• Set task: Scan the records below. List lines holding "color".

-- Start Exercise materials --

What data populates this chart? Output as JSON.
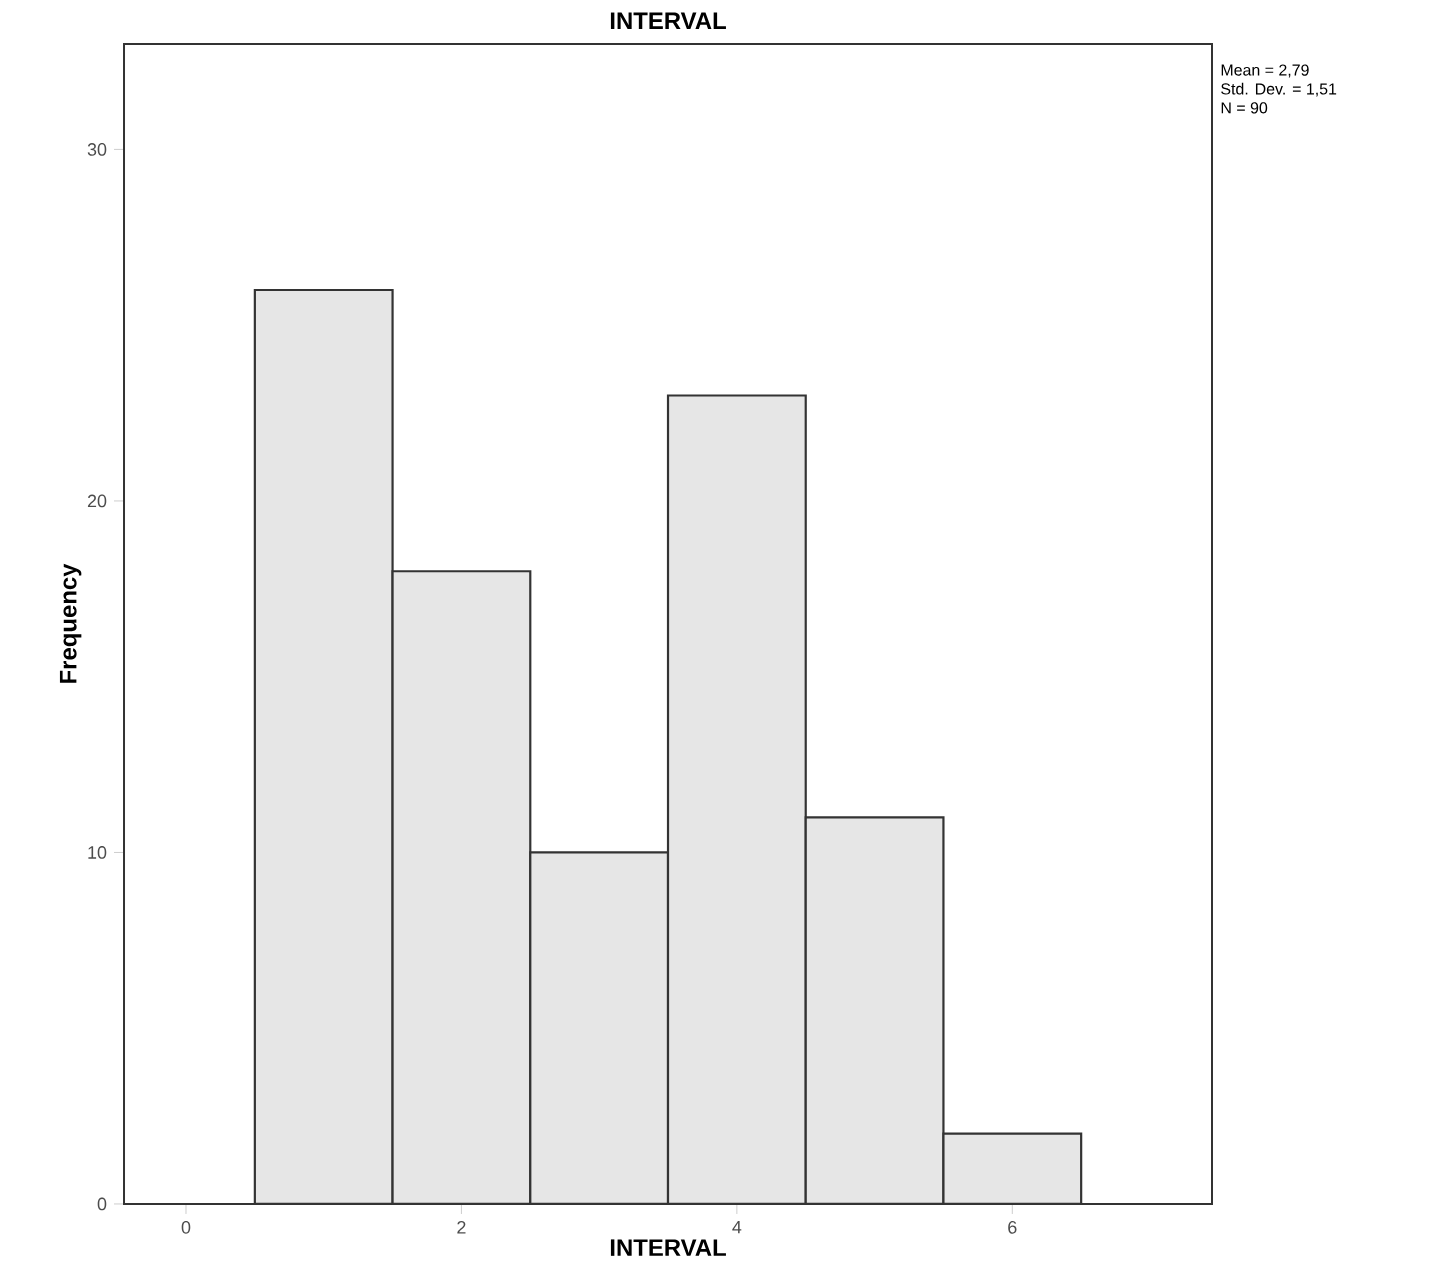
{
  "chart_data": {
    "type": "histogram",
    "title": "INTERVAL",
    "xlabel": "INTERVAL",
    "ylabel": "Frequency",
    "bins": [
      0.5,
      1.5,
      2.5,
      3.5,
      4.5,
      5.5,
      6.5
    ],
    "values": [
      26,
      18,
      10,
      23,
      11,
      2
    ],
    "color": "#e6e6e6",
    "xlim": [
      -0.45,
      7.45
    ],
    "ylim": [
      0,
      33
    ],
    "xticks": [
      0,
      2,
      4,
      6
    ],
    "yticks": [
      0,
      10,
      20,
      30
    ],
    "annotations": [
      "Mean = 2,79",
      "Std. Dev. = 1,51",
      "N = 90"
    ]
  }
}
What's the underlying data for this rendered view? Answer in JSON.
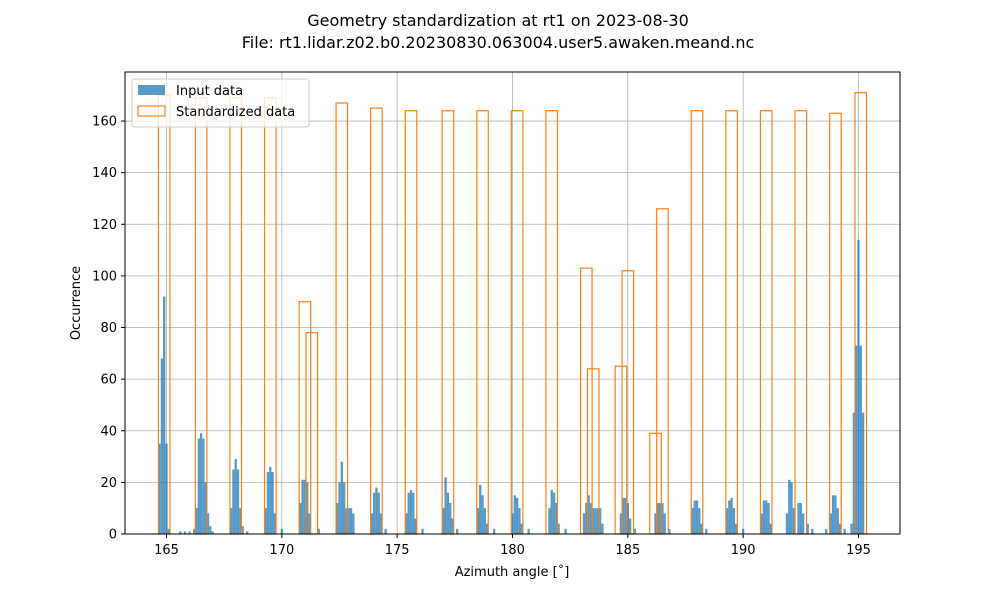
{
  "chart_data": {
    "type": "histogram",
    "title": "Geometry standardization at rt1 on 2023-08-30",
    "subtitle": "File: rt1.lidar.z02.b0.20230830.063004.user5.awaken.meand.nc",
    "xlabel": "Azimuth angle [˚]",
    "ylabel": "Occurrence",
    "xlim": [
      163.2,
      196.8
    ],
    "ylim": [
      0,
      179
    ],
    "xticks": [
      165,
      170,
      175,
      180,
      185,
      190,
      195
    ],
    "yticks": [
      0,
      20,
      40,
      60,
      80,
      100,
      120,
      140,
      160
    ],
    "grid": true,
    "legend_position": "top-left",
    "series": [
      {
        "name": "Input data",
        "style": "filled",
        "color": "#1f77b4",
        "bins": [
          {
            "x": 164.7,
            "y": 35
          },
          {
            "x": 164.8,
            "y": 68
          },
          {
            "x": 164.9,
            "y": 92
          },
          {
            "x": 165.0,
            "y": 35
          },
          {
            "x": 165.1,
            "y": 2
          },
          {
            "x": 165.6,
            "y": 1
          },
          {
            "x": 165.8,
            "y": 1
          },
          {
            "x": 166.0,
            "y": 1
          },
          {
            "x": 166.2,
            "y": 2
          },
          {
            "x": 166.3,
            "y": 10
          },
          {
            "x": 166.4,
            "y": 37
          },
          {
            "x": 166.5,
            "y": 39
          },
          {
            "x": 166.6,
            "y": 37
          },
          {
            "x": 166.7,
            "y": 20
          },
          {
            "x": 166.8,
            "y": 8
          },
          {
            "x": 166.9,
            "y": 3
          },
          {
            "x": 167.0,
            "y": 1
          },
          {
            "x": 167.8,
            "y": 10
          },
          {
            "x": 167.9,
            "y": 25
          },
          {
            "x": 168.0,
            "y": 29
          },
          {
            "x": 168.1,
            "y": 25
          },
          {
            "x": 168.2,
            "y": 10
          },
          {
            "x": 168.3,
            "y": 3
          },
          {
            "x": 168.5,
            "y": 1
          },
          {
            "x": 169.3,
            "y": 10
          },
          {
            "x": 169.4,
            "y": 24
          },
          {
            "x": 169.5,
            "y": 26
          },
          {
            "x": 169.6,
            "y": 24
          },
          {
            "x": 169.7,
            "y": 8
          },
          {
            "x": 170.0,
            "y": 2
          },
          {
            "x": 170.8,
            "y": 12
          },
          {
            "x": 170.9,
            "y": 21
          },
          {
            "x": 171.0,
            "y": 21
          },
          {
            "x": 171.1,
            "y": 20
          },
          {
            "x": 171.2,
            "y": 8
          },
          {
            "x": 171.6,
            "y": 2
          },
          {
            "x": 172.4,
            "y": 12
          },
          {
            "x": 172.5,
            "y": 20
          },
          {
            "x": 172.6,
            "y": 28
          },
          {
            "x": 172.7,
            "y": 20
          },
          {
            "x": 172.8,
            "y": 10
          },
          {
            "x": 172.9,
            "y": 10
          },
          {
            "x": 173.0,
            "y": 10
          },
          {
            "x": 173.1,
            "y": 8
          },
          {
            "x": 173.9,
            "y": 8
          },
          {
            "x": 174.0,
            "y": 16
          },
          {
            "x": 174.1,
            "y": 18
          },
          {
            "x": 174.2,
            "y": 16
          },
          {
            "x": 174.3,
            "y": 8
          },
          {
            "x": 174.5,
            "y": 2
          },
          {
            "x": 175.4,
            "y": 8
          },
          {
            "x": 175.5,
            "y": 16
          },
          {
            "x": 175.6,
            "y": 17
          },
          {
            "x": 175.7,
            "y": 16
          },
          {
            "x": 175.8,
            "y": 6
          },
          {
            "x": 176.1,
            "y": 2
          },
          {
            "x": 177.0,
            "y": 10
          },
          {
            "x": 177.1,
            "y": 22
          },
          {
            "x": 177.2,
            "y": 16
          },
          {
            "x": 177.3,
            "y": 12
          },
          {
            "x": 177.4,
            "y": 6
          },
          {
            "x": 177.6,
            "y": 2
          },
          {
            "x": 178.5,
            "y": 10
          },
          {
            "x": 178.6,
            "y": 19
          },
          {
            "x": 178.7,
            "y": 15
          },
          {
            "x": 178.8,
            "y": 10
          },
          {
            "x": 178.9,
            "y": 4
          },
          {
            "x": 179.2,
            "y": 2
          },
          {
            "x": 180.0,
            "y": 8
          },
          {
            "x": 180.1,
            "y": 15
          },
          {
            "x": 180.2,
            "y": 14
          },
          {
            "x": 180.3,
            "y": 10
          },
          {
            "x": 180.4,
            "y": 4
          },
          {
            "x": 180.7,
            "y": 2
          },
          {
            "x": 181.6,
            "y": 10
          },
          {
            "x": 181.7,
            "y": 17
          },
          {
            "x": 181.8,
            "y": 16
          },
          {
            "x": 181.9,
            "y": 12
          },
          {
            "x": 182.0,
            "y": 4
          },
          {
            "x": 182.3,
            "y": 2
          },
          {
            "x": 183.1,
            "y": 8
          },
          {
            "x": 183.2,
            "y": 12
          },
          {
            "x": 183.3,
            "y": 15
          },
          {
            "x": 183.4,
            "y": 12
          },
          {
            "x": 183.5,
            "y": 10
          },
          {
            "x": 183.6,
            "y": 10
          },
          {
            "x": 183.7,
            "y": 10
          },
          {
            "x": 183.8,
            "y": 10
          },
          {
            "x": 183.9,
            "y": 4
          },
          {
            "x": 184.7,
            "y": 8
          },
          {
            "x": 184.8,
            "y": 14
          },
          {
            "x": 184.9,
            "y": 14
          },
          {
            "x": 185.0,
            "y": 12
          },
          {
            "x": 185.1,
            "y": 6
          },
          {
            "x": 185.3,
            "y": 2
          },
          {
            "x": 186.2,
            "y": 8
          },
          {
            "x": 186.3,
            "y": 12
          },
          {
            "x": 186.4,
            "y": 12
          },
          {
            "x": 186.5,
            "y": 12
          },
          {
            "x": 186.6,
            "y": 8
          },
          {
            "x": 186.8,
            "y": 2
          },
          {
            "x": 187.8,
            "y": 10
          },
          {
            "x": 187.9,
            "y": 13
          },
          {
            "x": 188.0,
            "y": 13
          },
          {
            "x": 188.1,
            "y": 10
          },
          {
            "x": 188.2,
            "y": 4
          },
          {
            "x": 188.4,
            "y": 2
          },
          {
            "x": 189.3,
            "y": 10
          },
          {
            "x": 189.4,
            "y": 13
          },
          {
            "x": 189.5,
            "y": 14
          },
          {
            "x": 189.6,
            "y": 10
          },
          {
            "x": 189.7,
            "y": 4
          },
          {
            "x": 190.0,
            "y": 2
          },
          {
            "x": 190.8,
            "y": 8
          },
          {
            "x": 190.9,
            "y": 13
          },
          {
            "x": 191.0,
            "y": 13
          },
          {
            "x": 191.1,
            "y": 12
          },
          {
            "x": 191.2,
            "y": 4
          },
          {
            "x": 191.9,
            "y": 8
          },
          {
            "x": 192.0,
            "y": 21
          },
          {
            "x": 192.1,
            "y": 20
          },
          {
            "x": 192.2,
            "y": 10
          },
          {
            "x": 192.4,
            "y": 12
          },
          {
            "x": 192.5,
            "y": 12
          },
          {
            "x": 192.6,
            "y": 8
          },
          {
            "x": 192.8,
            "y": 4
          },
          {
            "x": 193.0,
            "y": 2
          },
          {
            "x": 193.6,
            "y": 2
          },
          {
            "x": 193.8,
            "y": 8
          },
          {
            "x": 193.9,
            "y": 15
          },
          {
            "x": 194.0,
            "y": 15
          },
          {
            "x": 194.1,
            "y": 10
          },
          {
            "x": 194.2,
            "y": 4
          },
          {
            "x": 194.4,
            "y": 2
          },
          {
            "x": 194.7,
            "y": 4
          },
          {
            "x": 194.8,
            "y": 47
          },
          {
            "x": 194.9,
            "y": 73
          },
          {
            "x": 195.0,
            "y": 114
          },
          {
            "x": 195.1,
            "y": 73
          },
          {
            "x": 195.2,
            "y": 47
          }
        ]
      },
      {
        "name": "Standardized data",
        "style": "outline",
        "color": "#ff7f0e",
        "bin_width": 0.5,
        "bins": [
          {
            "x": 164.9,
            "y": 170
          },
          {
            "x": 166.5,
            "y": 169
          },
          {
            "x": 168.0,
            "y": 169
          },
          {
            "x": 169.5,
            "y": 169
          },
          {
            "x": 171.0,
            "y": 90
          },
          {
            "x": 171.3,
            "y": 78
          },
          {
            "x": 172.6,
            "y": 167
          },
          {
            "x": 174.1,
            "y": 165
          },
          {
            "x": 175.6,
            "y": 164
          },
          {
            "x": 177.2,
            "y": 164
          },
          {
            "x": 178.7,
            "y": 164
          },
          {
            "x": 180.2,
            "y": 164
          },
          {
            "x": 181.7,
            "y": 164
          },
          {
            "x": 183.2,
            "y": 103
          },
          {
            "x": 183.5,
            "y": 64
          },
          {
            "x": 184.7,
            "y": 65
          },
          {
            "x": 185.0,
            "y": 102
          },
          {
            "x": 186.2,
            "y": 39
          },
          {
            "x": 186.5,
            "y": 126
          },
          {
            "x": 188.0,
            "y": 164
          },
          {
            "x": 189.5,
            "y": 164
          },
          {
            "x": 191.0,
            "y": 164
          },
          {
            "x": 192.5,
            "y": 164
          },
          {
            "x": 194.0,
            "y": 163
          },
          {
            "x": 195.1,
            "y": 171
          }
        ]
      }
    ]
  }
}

-- End Exercise materials --

• Output for this task:
    "color": "#e6e6e6",
        "color": "#1f77b4",
        "color": "#ff7f0e",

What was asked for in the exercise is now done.